** begin Dataset extract **

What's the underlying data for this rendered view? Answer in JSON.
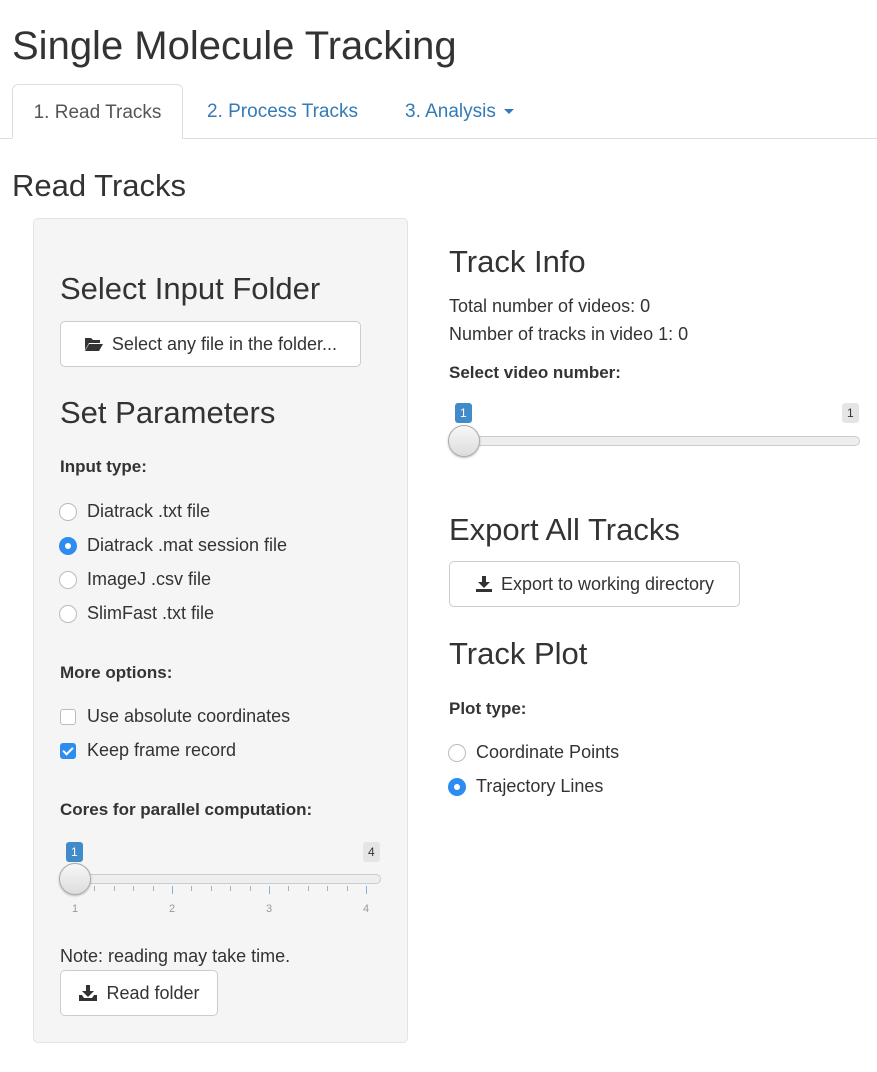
{
  "app_title": "Single Molecule Tracking",
  "tabs": [
    {
      "label": "1. Read Tracks",
      "active": true
    },
    {
      "label": "2. Process Tracks",
      "active": false
    },
    {
      "label": "3. Analysis",
      "active": false,
      "dropdown": true
    }
  ],
  "page_heading": "Read Tracks",
  "sidebar": {
    "select_folder": {
      "heading": "Select Input Folder",
      "button_label": "Select any file in the folder...",
      "button_icon": "folder-open-icon"
    },
    "set_parameters": {
      "heading": "Set Parameters",
      "input_type": {
        "label": "Input type:",
        "options": [
          {
            "label": "Diatrack .txt file",
            "selected": false
          },
          {
            "label": "Diatrack .mat session file",
            "selected": true
          },
          {
            "label": "ImageJ .csv file",
            "selected": false
          },
          {
            "label": "SlimFast .txt file",
            "selected": false
          }
        ]
      },
      "more_options": {
        "label": "More options:",
        "options": [
          {
            "label": "Use absolute coordinates",
            "checked": false
          },
          {
            "label": "Keep frame record",
            "checked": true
          }
        ]
      },
      "cores": {
        "label": "Cores for parallel computation:",
        "value": 1,
        "min": 1,
        "max": 4,
        "value_text": "1",
        "max_text": "4",
        "tick_labels": [
          "1",
          "2",
          "3",
          "4"
        ]
      }
    },
    "note": "Note: reading may take time.",
    "read_button": {
      "label": "Read folder",
      "icon": "inbox-download-icon"
    }
  },
  "track_info": {
    "heading": "Track Info",
    "total_videos": "Total number of videos: 0",
    "tracks_in_video": "Number of tracks in video 1: 0",
    "video_select": {
      "label": "Select video number:",
      "value": 1,
      "min": 1,
      "max": 1,
      "value_text": "1",
      "max_text": "1"
    }
  },
  "export": {
    "heading": "Export All Tracks",
    "button_label": "Export to working directory",
    "button_icon": "download-icon"
  },
  "track_plot": {
    "heading": "Track Plot",
    "plot_type": {
      "label": "Plot type:",
      "options": [
        {
          "label": "Coordinate Points",
          "selected": false
        },
        {
          "label": "Trajectory Lines",
          "selected": true
        }
      ]
    }
  },
  "colors": {
    "accent": "#2d8cf0",
    "link": "#337ab7",
    "badge_blue": "#428bca",
    "panel_bg": "#f5f5f5"
  }
}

** end Dataset extract **

Goal: Copy down every line of the entries containing the word "false".

Completed exercise:
      "active": false
      "active": false,
            "selected": false
            "selected": false
            "selected": false
            "checked": false
          "selected": false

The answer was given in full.